- Your goal:
Transcribe the records that follow exactly. Skip the pictures.

## start

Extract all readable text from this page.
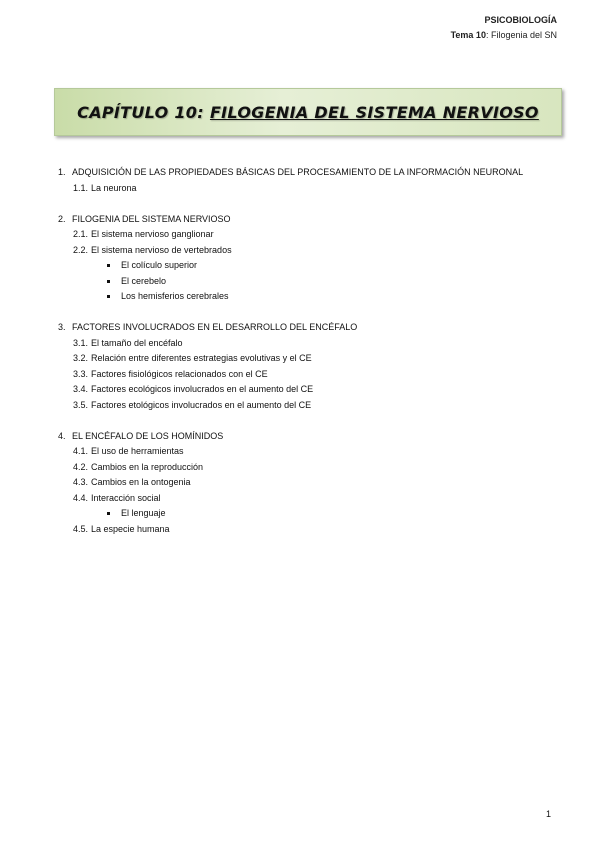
PSICOBIOLOGÍA
Tema 10: Filogenia del SN
CAPÍTULO 10: FILOGENIA DEL SISTEMA NERVIOSO
1. ADQUISICIÓN DE LAS PROPIEDADES BÁSICAS DEL PROCESAMIENTO DE LA INFORMACIÓN NEURONAL
1.1. La neurona
2. FILOGENIA DEL SISTEMA NERVIOSO
2.1. El sistema nervioso ganglionar
2.2. El sistema nervioso de vertebrados
El colículo superior
El cerebelo
Los hemisferios cerebrales
3. FACTORES INVOLUCRADOS EN EL DESARROLLO DEL ENCÉFALO
3.1. El tamaño del encéfalo
3.2. Relación entre diferentes estrategias evolutivas y el CE
3.3. Factores fisiológicos relacionados con el CE
3.4. Factores ecológicos involucrados en el aumento del CE
3.5. Factores etológicos involucrados en el aumento del CE
4. EL ENCÉFALO DE LOS HOMÍNIDOS
4.1. El uso de herramientas
4.2. Cambios en la reproducción
4.3. Cambios en la ontogenia
4.4. Interacción social
El lenguaje
4.5. La especie humana
1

## end

- Solution for this problem:
Extract all readable text from this page.
PSICOBIOLOGÍA
Tema 10: Filogenia del SN
CAPÍTULO 10: FILOGENIA DEL SISTEMA NERVIOSO
1. ADQUISICIÓN DE LAS PROPIEDADES BÁSICAS DEL PROCESAMIENTO DE LA INFORMACIÓN NEURONAL
1.1. La neurona
2. FILOGENIA DEL SISTEMA NERVIOSO
2.1. El sistema nervioso ganglionar
2.2. El sistema nervioso de vertebrados
El colículo superior
El cerebelo
Los hemisferios cerebrales
3. FACTORES INVOLUCRADOS EN EL DESARROLLO DEL ENCÉFALO
3.1. El tamaño del encéfalo
3.2. Relación entre diferentes estrategias evolutivas y el CE
3.3. Factores fisiológicos relacionados con el CE
3.4. Factores ecológicos involucrados en el aumento del CE
3.5. Factores etológicos involucrados en el aumento del CE
4. EL ENCÉFALO DE LOS HOMÍNIDOS
4.1. El uso de herramientas
4.2. Cambios en la reproducción
4.3. Cambios en la ontogenia
4.4. Interacción social
El lenguaje
4.5. La especie humana
1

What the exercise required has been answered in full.